PROBLEM DETAILS
For each line that holds "launcher", copy the line out.

INPUT
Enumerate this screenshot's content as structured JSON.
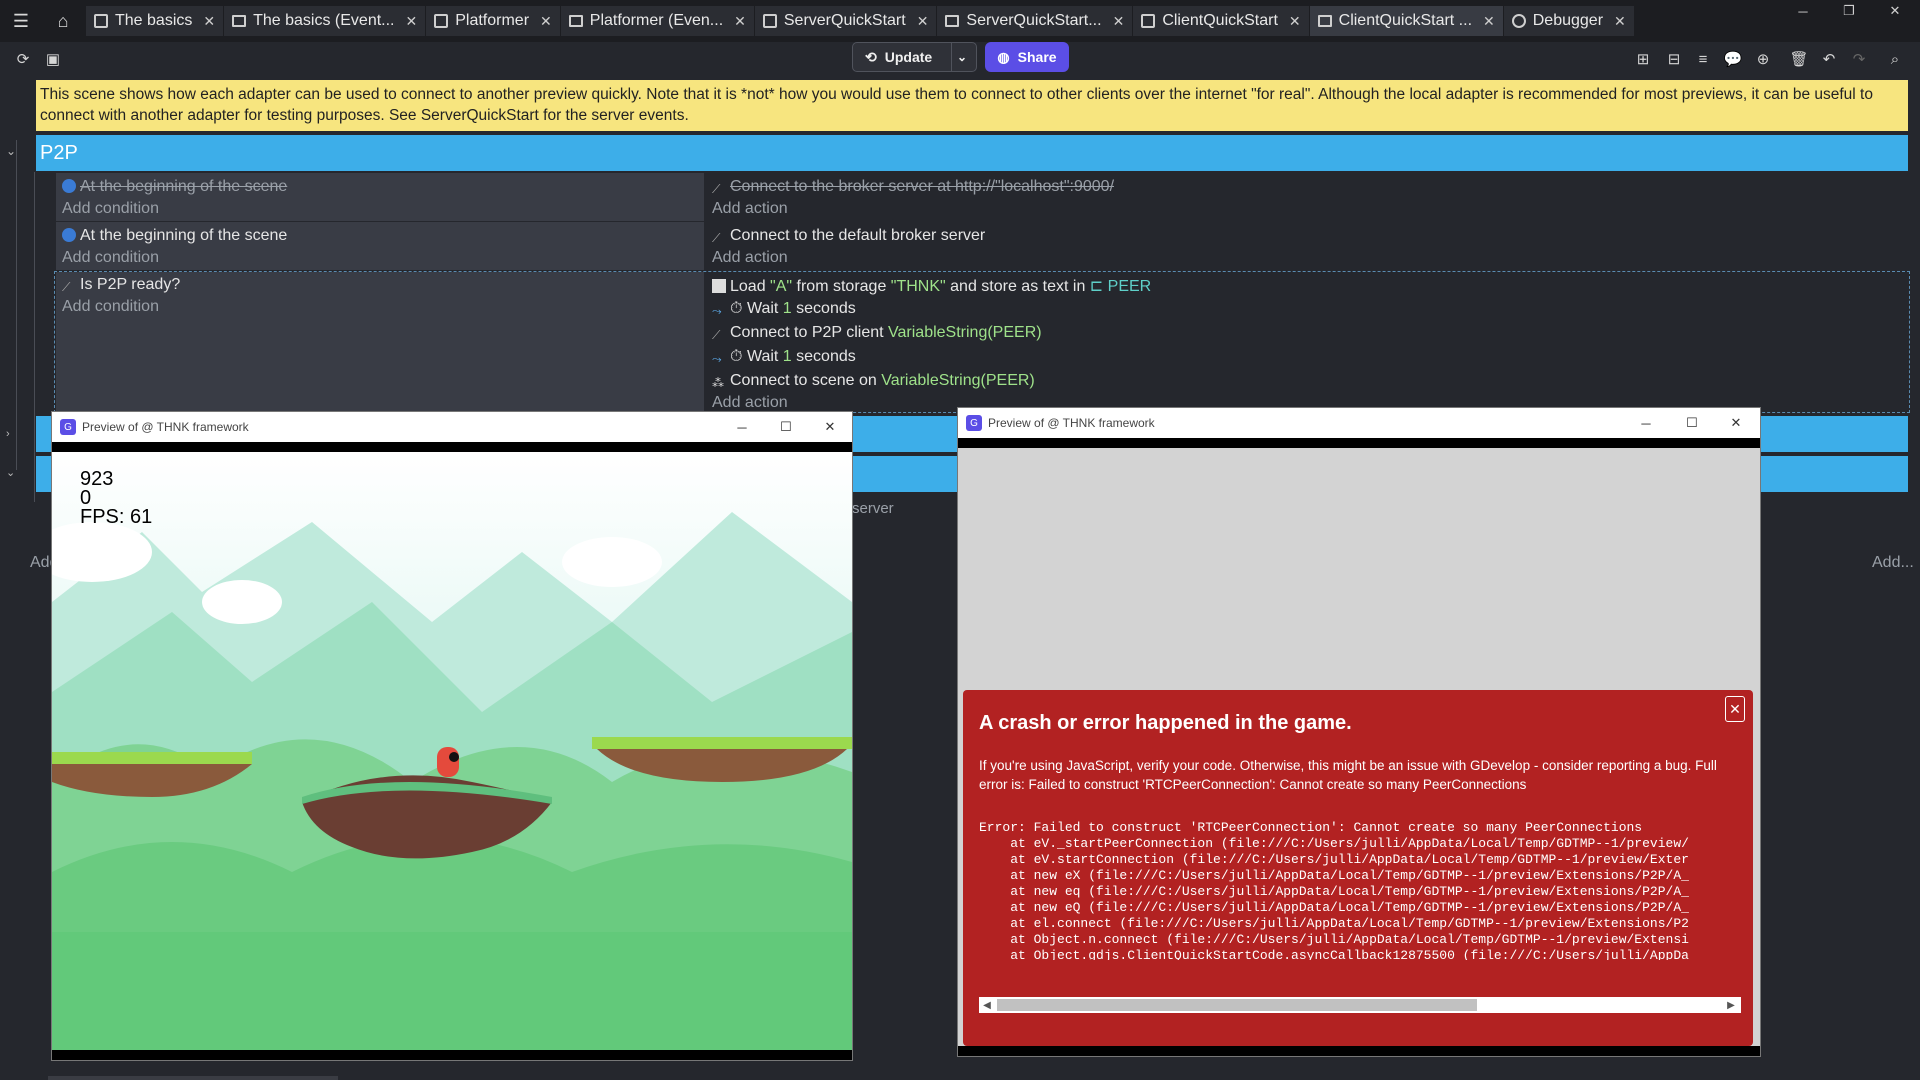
{
  "tabs": [
    {
      "label": "The basics",
      "icon": "scene-icon"
    },
    {
      "label": "The basics (Event...",
      "icon": "events-icon"
    },
    {
      "label": "Platformer",
      "icon": "scene-icon"
    },
    {
      "label": "Platformer (Even...",
      "icon": "events-icon"
    },
    {
      "label": "ServerQuickStart",
      "icon": "scene-icon"
    },
    {
      "label": "ServerQuickStart...",
      "icon": "events-icon"
    },
    {
      "label": "ClientQuickStart",
      "icon": "scene-icon"
    },
    {
      "label": "ClientQuickStart ...",
      "icon": "events-icon"
    },
    {
      "label": "Debugger",
      "icon": "debugger-icon"
    }
  ],
  "toolbar": {
    "update_label": "Update",
    "share_label": "Share"
  },
  "comment": "This scene shows how each adapter can be used to connect to another preview quickly. Note that it is *not* how you would use them to connect to other clients over the internet \"for real\". Although the local adapter is recommended for most previews, it can be useful to connect with another adapter for testing purposes. See ServerQuickStart for the server events.",
  "group": {
    "name": "P2P"
  },
  "events": {
    "e1": {
      "condition": "At the beginning of the scene",
      "action": "Connect to the broker server at http://\"localhost\":9000/"
    },
    "e2": {
      "condition": "At the beginning of the scene",
      "action": "Connect to the default broker server"
    },
    "e3": {
      "condition": "Is P2P ready?",
      "a1_pre": "Load ",
      "a1_key": "\"A\"",
      "a1_mid": " from storage ",
      "a1_store": "\"THNK\"",
      "a1_post": " and store as text in ",
      "a1_var": "PEER",
      "a2_pre": "Wait ",
      "a2_num": "1",
      "a2_post": " seconds",
      "a3_pre": "Connect to P2P client ",
      "a3_expr": "VariableString(PEER)",
      "a4_pre": "Wait ",
      "a4_num": "1",
      "a4_post": " seconds",
      "a5_pre": "Connect to scene on ",
      "a5_expr": "VariableString(PEER)"
    },
    "add_condition": "Add condition",
    "add_action": "Add action",
    "fragment_server": "server",
    "fragment_add_left": "Add",
    "fragment_add_right": "Add..."
  },
  "preview1": {
    "title": "Preview of @ THNK framework",
    "hud": [
      "923",
      "0",
      "FPS: 61"
    ]
  },
  "preview2": {
    "title": "Preview of @ THNK framework",
    "error_title": "A crash or error happened in the game.",
    "error_desc": "If you're using JavaScript, verify your code. Otherwise, this might be an issue with GDevelop - consider reporting a bug. Full error is: Failed to construct 'RTCPeerConnection': Cannot create so many PeerConnections",
    "error_trace": "Error: Failed to construct 'RTCPeerConnection': Cannot create so many PeerConnections\n    at eV._startPeerConnection (file:///C:/Users/julli/AppData/Local/Temp/GDTMP--1/preview/\n    at eV.startConnection (file:///C:/Users/julli/AppData/Local/Temp/GDTMP--1/preview/Exter\n    at new eX (file:///C:/Users/julli/AppData/Local/Temp/GDTMP--1/preview/Extensions/P2P/A_\n    at new eq (file:///C:/Users/julli/AppData/Local/Temp/GDTMP--1/preview/Extensions/P2P/A_\n    at new eQ (file:///C:/Users/julli/AppData/Local/Temp/GDTMP--1/preview/Extensions/P2P/A_\n    at el.connect (file:///C:/Users/julli/AppData/Local/Temp/GDTMP--1/preview/Extensions/P2\n    at Object.n.connect (file:///C:/Users/julli/AppData/Local/Temp/GDTMP--1/preview/Extensi\n    at Object.gdjs.ClientQuickStartCode.asyncCallback12875500 (file:///C:/Users/julli/AppDa\n    at Object.callback (file:///C:/Users/julli/AppData/Local/Temp/GDTMP--1/preview/code3.js\n    at l.processTasks (file:///C:/Users/julli/AppData/Local/Temp/GDTMP--1/preview/AsyncTasl"
  }
}
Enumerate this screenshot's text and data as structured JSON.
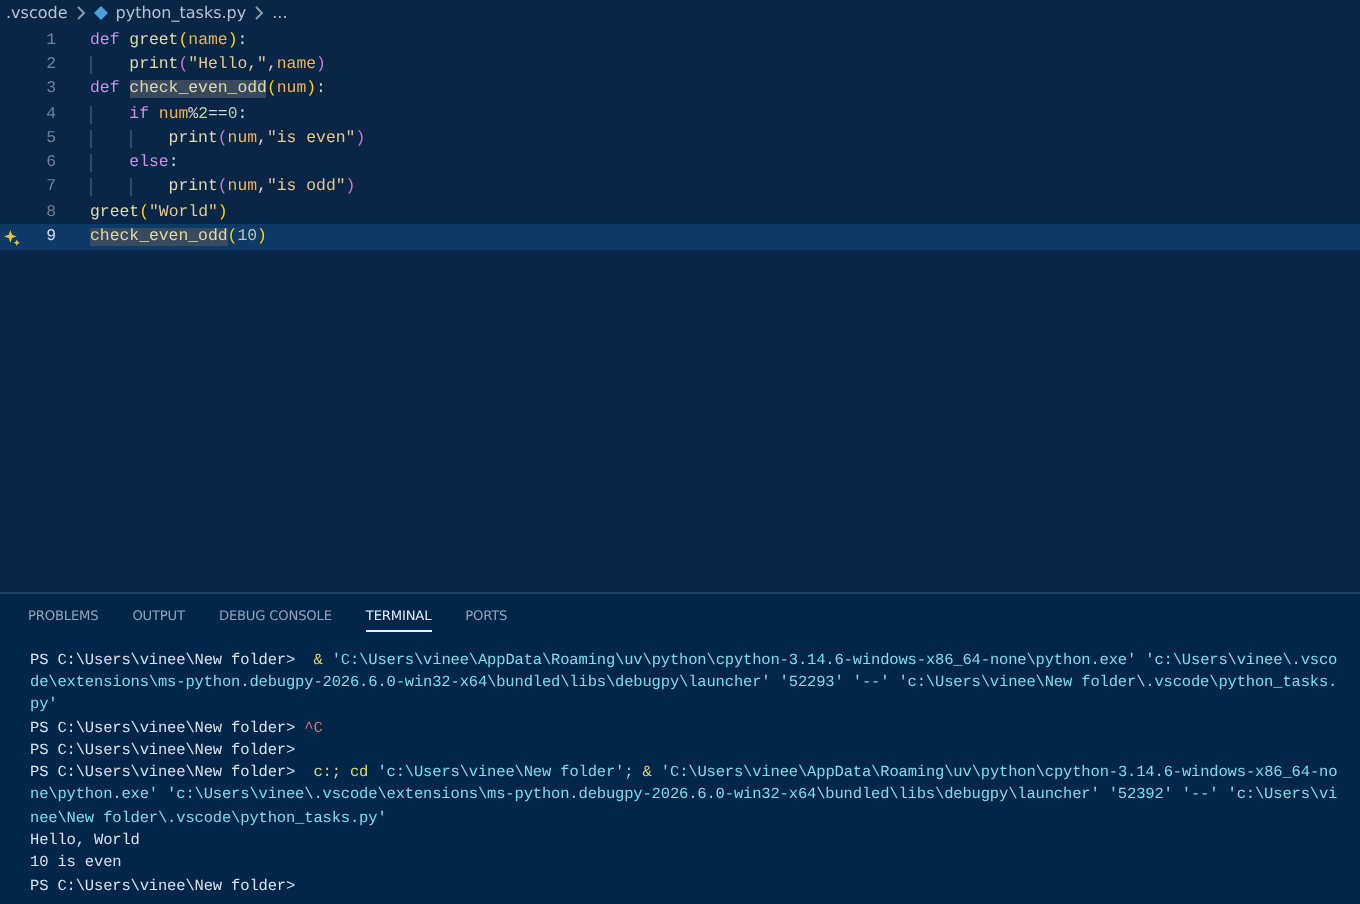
{
  "breadcrumb": [
    {
      "text": ".vscode",
      "kind": "folder"
    },
    {
      "text": "python_tasks.py",
      "kind": "file"
    },
    {
      "text": "...",
      "kind": "more"
    }
  ],
  "editor": {
    "lines": [
      {
        "number": "1",
        "current": false,
        "lightbulb": false,
        "tokens": [
          {
            "t": "def ",
            "kind": "keyword"
          },
          {
            "t": "greet",
            "kind": "func"
          },
          {
            "t": "(",
            "kind": "paren"
          },
          {
            "t": "name",
            "kind": "var"
          },
          {
            "t": ")",
            "kind": "paren"
          },
          {
            "t": ":",
            "kind": "plain"
          }
        ]
      },
      {
        "number": "2",
        "current": false,
        "lightbulb": false,
        "tokens": [
          {
            "t": "    print",
            "kind": "func"
          },
          {
            "t": "(",
            "kind": "paren2"
          },
          {
            "t": "\"Hello,\"",
            "kind": "string"
          },
          {
            "t": ",",
            "kind": "plain"
          },
          {
            "t": "name",
            "kind": "var"
          },
          {
            "t": ")",
            "kind": "paren2"
          }
        ]
      },
      {
        "number": "3",
        "current": false,
        "lightbulb": false,
        "tokens": [
          {
            "t": "def ",
            "kind": "keyword"
          },
          {
            "t": "check_even_odd",
            "kind": "highlighted"
          },
          {
            "t": "(",
            "kind": "paren"
          },
          {
            "t": "num",
            "kind": "var"
          },
          {
            "t": ")",
            "kind": "paren"
          },
          {
            "t": ":",
            "kind": "plain"
          }
        ]
      },
      {
        "number": "4",
        "current": false,
        "lightbulb": false,
        "tokens": [
          {
            "t": "    if ",
            "kind": "keyword"
          },
          {
            "t": "num",
            "kind": "var"
          },
          {
            "t": "%",
            "kind": "operator"
          },
          {
            "t": "2",
            "kind": "number"
          },
          {
            "t": "==",
            "kind": "plain"
          },
          {
            "t": "0",
            "kind": "number"
          },
          {
            "t": ":",
            "kind": "plain"
          }
        ]
      },
      {
        "number": "5",
        "current": false,
        "lightbulb": false,
        "tokens": [
          {
            "t": "        print",
            "kind": "func"
          },
          {
            "t": "(",
            "kind": "paren2"
          },
          {
            "t": "num",
            "kind": "var"
          },
          {
            "t": ",",
            "kind": "plain"
          },
          {
            "t": "\"is even\"",
            "kind": "string"
          },
          {
            "t": ")",
            "kind": "paren2"
          }
        ]
      },
      {
        "number": "6",
        "current": false,
        "lightbulb": false,
        "tokens": [
          {
            "t": "    else",
            "kind": "keyword"
          },
          {
            "t": ":",
            "kind": "plain"
          }
        ]
      },
      {
        "number": "7",
        "current": false,
        "lightbulb": false,
        "tokens": [
          {
            "t": "        print",
            "kind": "func"
          },
          {
            "t": "(",
            "kind": "paren2"
          },
          {
            "t": "num",
            "kind": "var"
          },
          {
            "t": ",",
            "kind": "plain"
          },
          {
            "t": "\"is odd\"",
            "kind": "string"
          },
          {
            "t": ")",
            "kind": "paren2"
          }
        ]
      },
      {
        "number": "8",
        "current": false,
        "lightbulb": false,
        "tokens": [
          {
            "t": "greet",
            "kind": "func"
          },
          {
            "t": "(",
            "kind": "paren"
          },
          {
            "t": "\"World\"",
            "kind": "string"
          },
          {
            "t": ")",
            "kind": "paren"
          }
        ]
      },
      {
        "number": "9",
        "current": true,
        "lightbulb": true,
        "tokens": [
          {
            "t": "check_even_odd",
            "kind": "highlighted"
          },
          {
            "t": "(",
            "kind": "paren"
          },
          {
            "t": "10",
            "kind": "number"
          },
          {
            "t": ")",
            "kind": "paren"
          }
        ]
      }
    ]
  },
  "panel_tabs": [
    {
      "label": "PROBLEMS",
      "selected": false
    },
    {
      "label": "OUTPUT",
      "selected": false
    },
    {
      "label": "DEBUG CONSOLE",
      "selected": false
    },
    {
      "label": "TERMINAL",
      "selected": true
    },
    {
      "label": "PORTS",
      "selected": false
    }
  ],
  "terminal": [
    [
      {
        "t": "PS C:\\Users\\vinee\\New folder> ",
        "kind": "plain"
      },
      {
        "t": " & ",
        "kind": "command"
      },
      {
        "t": "'C:\\Users\\vinee\\AppData\\Roaming\\uv\\python\\cpython-3.14.6-windows-x86_64-none\\python.exe' 'c:\\Users\\vinee\\.vsco",
        "kind": "arg"
      }
    ],
    [
      {
        "t": "de\\extensions\\ms-python.debugpy-2026.6.0-win32-x64\\bundled\\libs\\debugpy\\launcher' '52293' '--' 'c:\\Users\\vinee\\New folder\\.vscode\\python_tasks.",
        "kind": "arg"
      }
    ],
    [
      {
        "t": "py'",
        "kind": "arg"
      }
    ],
    [
      {
        "t": "PS C:\\Users\\vinee\\New folder> ",
        "kind": "plain"
      },
      {
        "t": "^C",
        "kind": "error"
      }
    ],
    [
      {
        "t": "PS C:\\Users\\vinee\\New folder>",
        "kind": "plain"
      }
    ],
    [
      {
        "t": "PS C:\\Users\\vinee\\New folder> ",
        "kind": "plain"
      },
      {
        "t": " c:; cd ",
        "kind": "command"
      },
      {
        "t": "'c:\\Users\\vinee\\New folder'; ",
        "kind": "arg"
      },
      {
        "t": "& ",
        "kind": "command"
      },
      {
        "t": "'C:\\Users\\vinee\\AppData\\Roaming\\uv\\python\\cpython-3.14.6-windows-x86_64-no",
        "kind": "arg"
      }
    ],
    [
      {
        "t": "ne\\python.exe' 'c:\\Users\\vinee\\.vscode\\extensions\\ms-python.debugpy-2026.6.0-win32-x64\\bundled\\libs\\debugpy\\launcher' '52392' '--' 'c:\\Users\\vi",
        "kind": "arg"
      }
    ],
    [
      {
        "t": "nee\\New folder\\.vscode\\python_tasks.py'",
        "kind": "arg"
      }
    ],
    [
      {
        "t": "Hello, World",
        "kind": "plain"
      }
    ],
    [
      {
        "t": "10 is even",
        "kind": "plain"
      }
    ],
    [
      {
        "t": "PS C:\\Users\\vinee\\New folder>",
        "kind": "plain"
      }
    ]
  ]
}
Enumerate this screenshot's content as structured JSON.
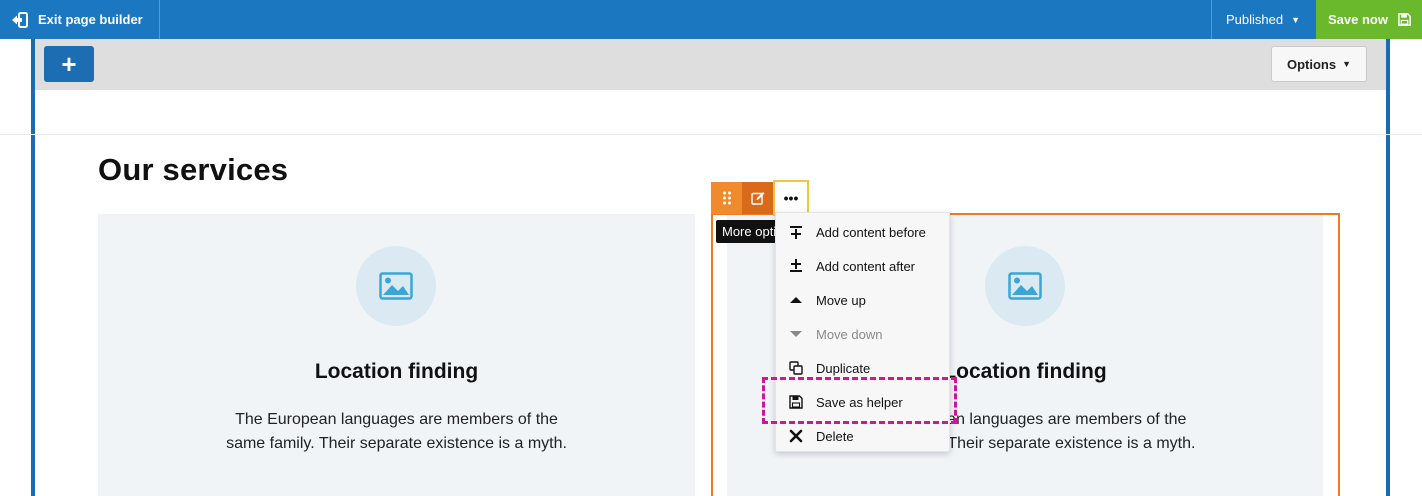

WRITTEN RESPONSE
        "t": "de\\extensions\\ms-python.debugpy-2026.6.0-win32-x64\\bundled\\libs\\debugpy\\launcher' '52293' '--' 'c:\\Users\\vinee\\New folder\\.vscode\\python_tasks.",
        "t": "ne\\python.exe' 'c:\\Users\\vinee\\.vscode\\extensions\\ms-python.debugpy-2026.6.0-win32-x64\\bundled\\libs\\debugpy\\launcher' '52392' '--' 'c:\\Users\\vi",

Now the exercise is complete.